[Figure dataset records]
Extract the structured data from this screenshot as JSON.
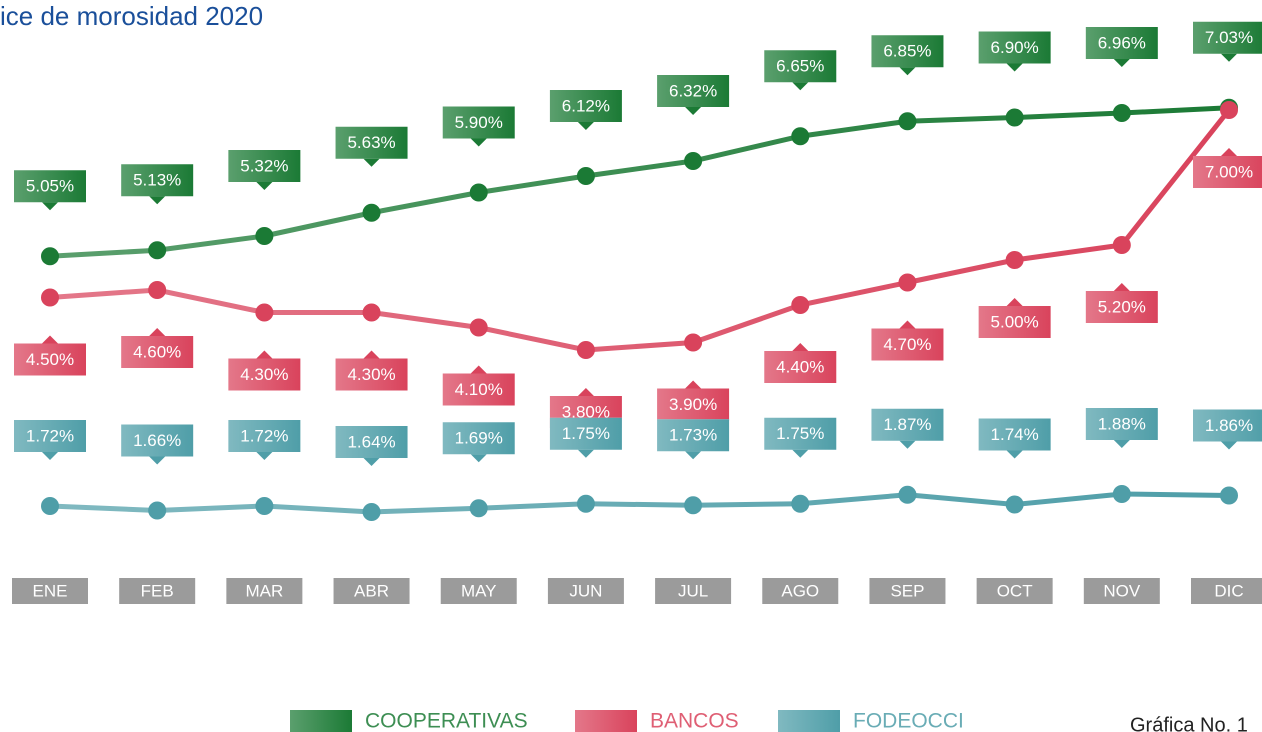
{
  "chart_data": {
    "type": "line",
    "title": "ice de morosidad 2020",
    "note": "Gráfica No. 1",
    "categories": [
      "ENE",
      "FEB",
      "MAR",
      "ABR",
      "MAY",
      "JUN",
      "JUL",
      "AGO",
      "SEP",
      "OCT",
      "NOV",
      "DIC"
    ],
    "ylim": [
      1,
      7.4
    ],
    "series": [
      {
        "name": "COOPERATIVAS",
        "color": "#1b7a35",
        "label_side": "above",
        "values": [
          5.05,
          5.13,
          5.32,
          5.63,
          5.9,
          6.12,
          6.32,
          6.65,
          6.85,
          6.9,
          6.96,
          7.03
        ],
        "value_labels": [
          "5.05%",
          "5.13%",
          "5.32%",
          "5.63%",
          "5.90%",
          "6.12%",
          "6.32%",
          "6.65%",
          "6.85%",
          "6.90%",
          "6.96%",
          "7.03%"
        ]
      },
      {
        "name": "BANCOS",
        "color": "#d9435c",
        "label_side": "below",
        "values": [
          4.5,
          4.6,
          4.3,
          4.3,
          4.1,
          3.8,
          3.9,
          4.4,
          4.7,
          5.0,
          5.2,
          7.0
        ],
        "value_labels": [
          "4.50%",
          "4.60%",
          "4.30%",
          "4.30%",
          "4.10%",
          "3.80%",
          "3.90%",
          "4.40%",
          "4.70%",
          "5.00%",
          "5.20%",
          "7.00%"
        ]
      },
      {
        "name": "FODEOCCI",
        "color": "#4f9ea8",
        "label_side": "above",
        "values": [
          1.72,
          1.66,
          1.72,
          1.64,
          1.69,
          1.75,
          1.73,
          1.75,
          1.87,
          1.74,
          1.88,
          1.86
        ],
        "value_labels": [
          "1.72%",
          "1.66%",
          "1.72%",
          "1.64%",
          "1.69%",
          "1.75%",
          "1.73%",
          "1.75%",
          "1.87%",
          "1.74%",
          "1.88%",
          "1.86%"
        ]
      }
    ]
  }
}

**TASK STATEMENT**
Report back each line of the entries that holds the string "name".

**REPLY**
        "name": "COOPERATIVAS",
        "name": "BANCOS",
        "name": "FODEOCCI",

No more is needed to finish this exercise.